Your objective
Pictures stay out of the copy; set down each line of the listing below exactly.
Start of Data lines
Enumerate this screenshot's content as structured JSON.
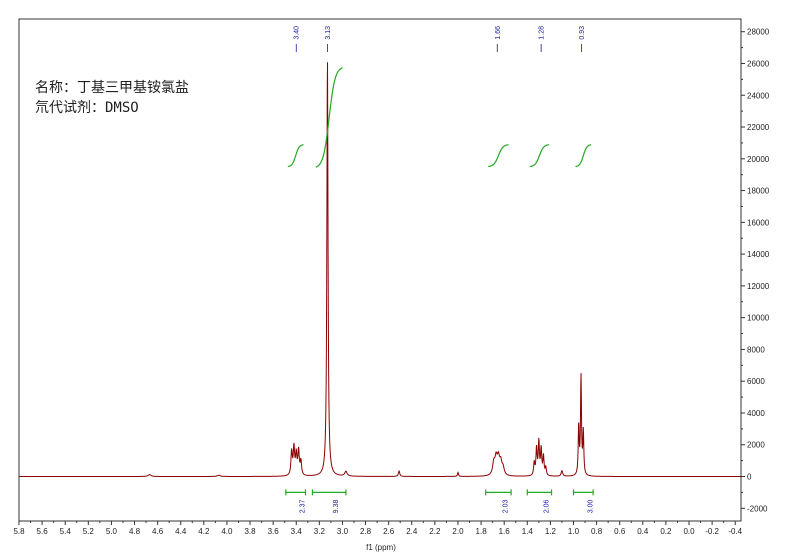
{
  "chart_data": {
    "type": "line",
    "title": "",
    "xlabel": "f1 (ppm)",
    "ylabel": "",
    "xlim": [
      5.8,
      -0.45
    ],
    "ylim": [
      -2800,
      28800
    ],
    "x_ticks": [
      "5.8",
      "5.6",
      "5.4",
      "5.2",
      "5.0",
      "4.8",
      "4.6",
      "4.4",
      "4.2",
      "4.0",
      "3.8",
      "3.6",
      "3.4",
      "3.2",
      "3.0",
      "2.8",
      "2.6",
      "2.4",
      "2.2",
      "2.0",
      "1.8",
      "1.6",
      "1.4",
      "1.2",
      "1.0",
      "0.8",
      "0.6",
      "0.4",
      "0.2",
      "0.0",
      "-0.2",
      "-0.4"
    ],
    "y_ticks": [
      "-2000",
      "0",
      "2000",
      "4000",
      "6000",
      "8000",
      "10000",
      "12000",
      "14000",
      "16000",
      "18000",
      "20000",
      "22000",
      "24000",
      "26000",
      "28000"
    ],
    "line_color": "#8b0000",
    "integral_color": "#22aa22",
    "label_color": "#1a1aa0",
    "peak_labels": [
      "3.40",
      "3.13",
      "1.66",
      "1.28",
      "0.93"
    ],
    "peaks": [
      {
        "ppm": 4.67,
        "intensity": 120,
        "width": 0.015
      },
      {
        "ppm": 4.07,
        "intensity": 80,
        "width": 0.015
      },
      {
        "ppm": 3.44,
        "intensity": 1500,
        "width": 0.007
      },
      {
        "ppm": 3.42,
        "intensity": 1750,
        "width": 0.007
      },
      {
        "ppm": 3.4,
        "intensity": 1300,
        "width": 0.007
      },
      {
        "ppm": 3.38,
        "intensity": 1550,
        "width": 0.007
      },
      {
        "ppm": 3.36,
        "intensity": 900,
        "width": 0.007
      },
      {
        "ppm": 3.13,
        "intensity": 26400,
        "width": 0.006
      },
      {
        "ppm": 2.97,
        "intensity": 300,
        "width": 0.012
      },
      {
        "ppm": 2.51,
        "intensity": 350,
        "width": 0.007
      },
      {
        "ppm": 2.0,
        "intensity": 250,
        "width": 0.005
      },
      {
        "ppm": 1.69,
        "intensity": 750,
        "width": 0.012
      },
      {
        "ppm": 1.67,
        "intensity": 1000,
        "width": 0.012
      },
      {
        "ppm": 1.65,
        "intensity": 1000,
        "width": 0.012
      },
      {
        "ppm": 1.63,
        "intensity": 750,
        "width": 0.012
      },
      {
        "ppm": 1.61,
        "intensity": 450,
        "width": 0.012
      },
      {
        "ppm": 1.34,
        "intensity": 800,
        "width": 0.006
      },
      {
        "ppm": 1.32,
        "intensity": 1700,
        "width": 0.006
      },
      {
        "ppm": 1.3,
        "intensity": 2100,
        "width": 0.006
      },
      {
        "ppm": 1.28,
        "intensity": 1650,
        "width": 0.006
      },
      {
        "ppm": 1.26,
        "intensity": 1200,
        "width": 0.006
      },
      {
        "ppm": 1.24,
        "intensity": 500,
        "width": 0.006
      },
      {
        "ppm": 1.1,
        "intensity": 350,
        "width": 0.008
      },
      {
        "ppm": 0.955,
        "intensity": 3100,
        "width": 0.005
      },
      {
        "ppm": 0.935,
        "intensity": 6200,
        "width": 0.005
      },
      {
        "ppm": 0.915,
        "intensity": 2700,
        "width": 0.005
      }
    ],
    "integrals": [
      {
        "from": 3.49,
        "to": 3.32,
        "value": "2.37"
      },
      {
        "from": 3.26,
        "to": 2.97,
        "value": "9.38"
      },
      {
        "from": 1.76,
        "to": 1.54,
        "value": "2.03"
      },
      {
        "from": 1.4,
        "to": 1.19,
        "value": "2.06"
      },
      {
        "from": 1.0,
        "to": 0.83,
        "value": "3.00"
      }
    ]
  },
  "caption": {
    "line1": "名称：丁基三甲基铵氯盐",
    "line2": "氘代试剂：DMSO"
  }
}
End of Data lines
Answer to the problem
Enumerate this screenshot's content as structured JSON.
{
  "chart_data": {
    "type": "line",
    "title": "",
    "xlabel": "f1 (ppm)",
    "ylabel": "",
    "xlim": [
      5.8,
      -0.45
    ],
    "ylim": [
      -2800,
      28800
    ],
    "x_ticks": [
      "5.8",
      "5.6",
      "5.4",
      "5.2",
      "5.0",
      "4.8",
      "4.6",
      "4.4",
      "4.2",
      "4.0",
      "3.8",
      "3.6",
      "3.4",
      "3.2",
      "3.0",
      "2.8",
      "2.6",
      "2.4",
      "2.2",
      "2.0",
      "1.8",
      "1.6",
      "1.4",
      "1.2",
      "1.0",
      "0.8",
      "0.6",
      "0.4",
      "0.2",
      "0.0",
      "-0.2",
      "-0.4"
    ],
    "y_ticks": [
      "-2000",
      "0",
      "2000",
      "4000",
      "6000",
      "8000",
      "10000",
      "12000",
      "14000",
      "16000",
      "18000",
      "20000",
      "22000",
      "24000",
      "26000",
      "28000"
    ],
    "line_color": "#8b0000",
    "integral_color": "#22aa22",
    "label_color": "#1a1aa0",
    "peak_labels": [
      "3.40",
      "3.13",
      "1.66",
      "1.28",
      "0.93"
    ],
    "peaks": [
      {
        "ppm": 4.67,
        "intensity": 120,
        "width": 0.015
      },
      {
        "ppm": 4.07,
        "intensity": 80,
        "width": 0.015
      },
      {
        "ppm": 3.44,
        "intensity": 1500,
        "width": 0.007
      },
      {
        "ppm": 3.42,
        "intensity": 1750,
        "width": 0.007
      },
      {
        "ppm": 3.4,
        "intensity": 1300,
        "width": 0.007
      },
      {
        "ppm": 3.38,
        "intensity": 1550,
        "width": 0.007
      },
      {
        "ppm": 3.36,
        "intensity": 900,
        "width": 0.007
      },
      {
        "ppm": 3.13,
        "intensity": 26400,
        "width": 0.006
      },
      {
        "ppm": 2.97,
        "intensity": 300,
        "width": 0.012
      },
      {
        "ppm": 2.51,
        "intensity": 350,
        "width": 0.007
      },
      {
        "ppm": 2.0,
        "intensity": 250,
        "width": 0.005
      },
      {
        "ppm": 1.69,
        "intensity": 750,
        "width": 0.012
      },
      {
        "ppm": 1.67,
        "intensity": 1000,
        "width": 0.012
      },
      {
        "ppm": 1.65,
        "intensity": 1000,
        "width": 0.012
      },
      {
        "ppm": 1.63,
        "intensity": 750,
        "width": 0.012
      },
      {
        "ppm": 1.61,
        "intensity": 450,
        "width": 0.012
      },
      {
        "ppm": 1.34,
        "intensity": 800,
        "width": 0.006
      },
      {
        "ppm": 1.32,
        "intensity": 1700,
        "width": 0.006
      },
      {
        "ppm": 1.3,
        "intensity": 2100,
        "width": 0.006
      },
      {
        "ppm": 1.28,
        "intensity": 1650,
        "width": 0.006
      },
      {
        "ppm": 1.26,
        "intensity": 1200,
        "width": 0.006
      },
      {
        "ppm": 1.24,
        "intensity": 500,
        "width": 0.006
      },
      {
        "ppm": 1.1,
        "intensity": 350,
        "width": 0.008
      },
      {
        "ppm": 0.955,
        "intensity": 3100,
        "width": 0.005
      },
      {
        "ppm": 0.935,
        "intensity": 6200,
        "width": 0.005
      },
      {
        "ppm": 0.915,
        "intensity": 2700,
        "width": 0.005
      }
    ],
    "integrals": [
      {
        "from": 3.49,
        "to": 3.32,
        "value": "2.37"
      },
      {
        "from": 3.26,
        "to": 2.97,
        "value": "9.38"
      },
      {
        "from": 1.76,
        "to": 1.54,
        "value": "2.03"
      },
      {
        "from": 1.4,
        "to": 1.19,
        "value": "2.06"
      },
      {
        "from": 1.0,
        "to": 0.83,
        "value": "3.00"
      }
    ]
  },
  "caption": {
    "line1": "名称：丁基三甲基铵氯盐",
    "line2": "氘代试剂：DMSO"
  }
}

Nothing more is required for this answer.